# SUPPLIED MATERIAL
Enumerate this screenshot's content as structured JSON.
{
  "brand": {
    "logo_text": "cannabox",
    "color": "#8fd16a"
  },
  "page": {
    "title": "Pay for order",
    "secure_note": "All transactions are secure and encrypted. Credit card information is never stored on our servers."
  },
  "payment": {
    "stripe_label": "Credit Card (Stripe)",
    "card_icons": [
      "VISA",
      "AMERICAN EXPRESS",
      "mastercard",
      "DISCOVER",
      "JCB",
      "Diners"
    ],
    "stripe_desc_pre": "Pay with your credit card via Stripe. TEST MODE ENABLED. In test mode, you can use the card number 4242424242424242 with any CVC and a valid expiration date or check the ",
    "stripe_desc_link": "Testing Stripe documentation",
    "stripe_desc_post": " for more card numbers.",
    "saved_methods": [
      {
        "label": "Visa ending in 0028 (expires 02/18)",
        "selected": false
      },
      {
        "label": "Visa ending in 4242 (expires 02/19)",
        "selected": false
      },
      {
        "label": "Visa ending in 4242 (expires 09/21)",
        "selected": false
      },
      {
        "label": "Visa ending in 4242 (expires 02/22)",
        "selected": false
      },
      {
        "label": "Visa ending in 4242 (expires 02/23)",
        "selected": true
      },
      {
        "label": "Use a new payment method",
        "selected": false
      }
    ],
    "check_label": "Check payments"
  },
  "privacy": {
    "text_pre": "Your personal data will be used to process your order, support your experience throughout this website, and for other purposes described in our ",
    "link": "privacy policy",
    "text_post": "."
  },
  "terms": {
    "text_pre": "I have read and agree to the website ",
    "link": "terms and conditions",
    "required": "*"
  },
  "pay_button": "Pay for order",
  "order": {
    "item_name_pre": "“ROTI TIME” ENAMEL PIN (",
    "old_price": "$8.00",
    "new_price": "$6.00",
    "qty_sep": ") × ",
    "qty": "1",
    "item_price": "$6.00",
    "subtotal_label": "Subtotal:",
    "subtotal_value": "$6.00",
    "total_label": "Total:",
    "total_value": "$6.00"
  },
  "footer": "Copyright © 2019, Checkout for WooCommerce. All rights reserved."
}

# PROBLEM DESCRIPTION
Copy every line exactly. Leave nothing out.

# WRITTEN SOLUTION
Enumerate this screenshot's content as structured JSON.
{
  "brand": {
    "logo_text": "cannabox",
    "color": "#8fd16a"
  },
  "page": {
    "title": "Pay for order",
    "secure_note": "All transactions are secure and encrypted. Credit card information is never stored on our servers."
  },
  "payment": {
    "stripe_label": "Credit Card (Stripe)",
    "card_icons": [
      "VISA",
      "AMERICAN EXPRESS",
      "mastercard",
      "DISCOVER",
      "JCB",
      "Diners"
    ],
    "stripe_desc_pre": "Pay with your credit card via Stripe. TEST MODE ENABLED. In test mode, you can use the card number 4242424242424242 with any CVC and a valid expiration date or check the ",
    "stripe_desc_link": "Testing Stripe documentation",
    "stripe_desc_post": " for more card numbers.",
    "saved_methods": [
      {
        "label": "Visa ending in 0028 (expires 02/18)",
        "selected": false
      },
      {
        "label": "Visa ending in 4242 (expires 02/19)",
        "selected": false
      },
      {
        "label": "Visa ending in 4242 (expires 09/21)",
        "selected": false
      },
      {
        "label": "Visa ending in 4242 (expires 02/22)",
        "selected": false
      },
      {
        "label": "Visa ending in 4242 (expires 02/23)",
        "selected": true
      },
      {
        "label": "Use a new payment method",
        "selected": false
      }
    ],
    "check_label": "Check payments"
  },
  "privacy": {
    "text_pre": "Your personal data will be used to process your order, support your experience throughout this website, and for other purposes described in our ",
    "link": "privacy policy",
    "text_post": "."
  },
  "terms": {
    "text_pre": "I have read and agree to the website ",
    "link": "terms and conditions",
    "required": "*"
  },
  "pay_button": "Pay for order",
  "order": {
    "item_name_pre": "“ROTI TIME” ENAMEL PIN (",
    "old_price": "$8.00",
    "new_price": "$6.00",
    "qty_sep": ") × ",
    "qty": "1",
    "item_price": "$6.00",
    "subtotal_label": "Subtotal:",
    "subtotal_value": "$6.00",
    "total_label": "Total:",
    "total_value": "$6.00"
  },
  "footer": "Copyright © 2019, Checkout for WooCommerce. All rights reserved."
}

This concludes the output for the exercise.